* DO THIS *
Extract the full listing verbatim and drop any pictures from your copy.

============================================================

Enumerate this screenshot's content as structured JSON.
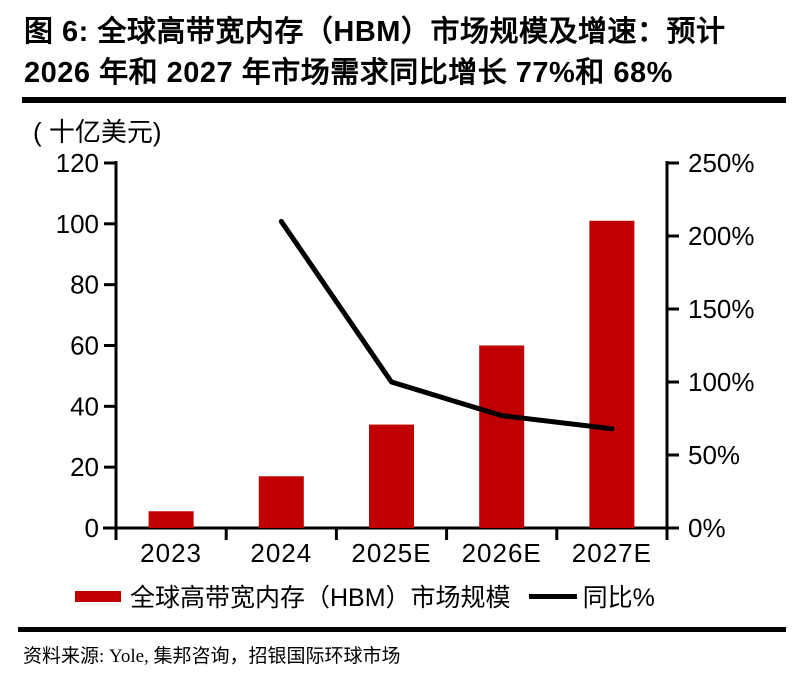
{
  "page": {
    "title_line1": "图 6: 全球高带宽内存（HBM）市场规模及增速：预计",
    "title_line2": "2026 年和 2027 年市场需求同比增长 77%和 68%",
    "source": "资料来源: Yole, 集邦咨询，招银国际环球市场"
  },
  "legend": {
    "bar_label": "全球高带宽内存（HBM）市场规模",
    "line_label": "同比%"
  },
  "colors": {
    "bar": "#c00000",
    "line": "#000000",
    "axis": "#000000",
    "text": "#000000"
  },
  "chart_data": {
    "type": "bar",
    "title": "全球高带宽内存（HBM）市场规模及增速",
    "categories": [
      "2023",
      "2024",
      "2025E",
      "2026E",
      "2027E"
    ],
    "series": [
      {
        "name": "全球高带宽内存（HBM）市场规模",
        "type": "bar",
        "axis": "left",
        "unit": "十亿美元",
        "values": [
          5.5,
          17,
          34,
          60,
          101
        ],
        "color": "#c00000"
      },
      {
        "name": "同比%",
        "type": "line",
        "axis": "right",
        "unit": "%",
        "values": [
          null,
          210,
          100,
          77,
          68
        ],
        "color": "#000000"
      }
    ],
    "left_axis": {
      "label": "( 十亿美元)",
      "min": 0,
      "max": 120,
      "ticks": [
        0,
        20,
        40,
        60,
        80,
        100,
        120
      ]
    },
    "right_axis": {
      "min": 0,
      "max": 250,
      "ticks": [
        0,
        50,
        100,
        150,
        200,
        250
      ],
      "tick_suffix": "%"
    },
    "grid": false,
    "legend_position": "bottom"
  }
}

============================================================

* REPLY *
Enumerate this screenshot's content as structured JSON.
{
  "page": {
    "title_line1": "图 6: 全球高带宽内存（HBM）市场规模及增速：预计",
    "title_line2": "2026 年和 2027 年市场需求同比增长 77%和 68%",
    "source": "资料来源: Yole, 集邦咨询，招银国际环球市场"
  },
  "legend": {
    "bar_label": "全球高带宽内存（HBM）市场规模",
    "line_label": "同比%"
  },
  "colors": {
    "bar": "#c00000",
    "line": "#000000",
    "axis": "#000000",
    "text": "#000000"
  },
  "chart_data": {
    "type": "bar",
    "title": "全球高带宽内存（HBM）市场规模及增速",
    "categories": [
      "2023",
      "2024",
      "2025E",
      "2026E",
      "2027E"
    ],
    "series": [
      {
        "name": "全球高带宽内存（HBM）市场规模",
        "type": "bar",
        "axis": "left",
        "unit": "十亿美元",
        "values": [
          5.5,
          17,
          34,
          60,
          101
        ],
        "color": "#c00000"
      },
      {
        "name": "同比%",
        "type": "line",
        "axis": "right",
        "unit": "%",
        "values": [
          null,
          210,
          100,
          77,
          68
        ],
        "color": "#000000"
      }
    ],
    "left_axis": {
      "label": "( 十亿美元)",
      "min": 0,
      "max": 120,
      "ticks": [
        0,
        20,
        40,
        60,
        80,
        100,
        120
      ]
    },
    "right_axis": {
      "min": 0,
      "max": 250,
      "ticks": [
        0,
        50,
        100,
        150,
        200,
        250
      ],
      "tick_suffix": "%"
    },
    "grid": false,
    "legend_position": "bottom"
  }
}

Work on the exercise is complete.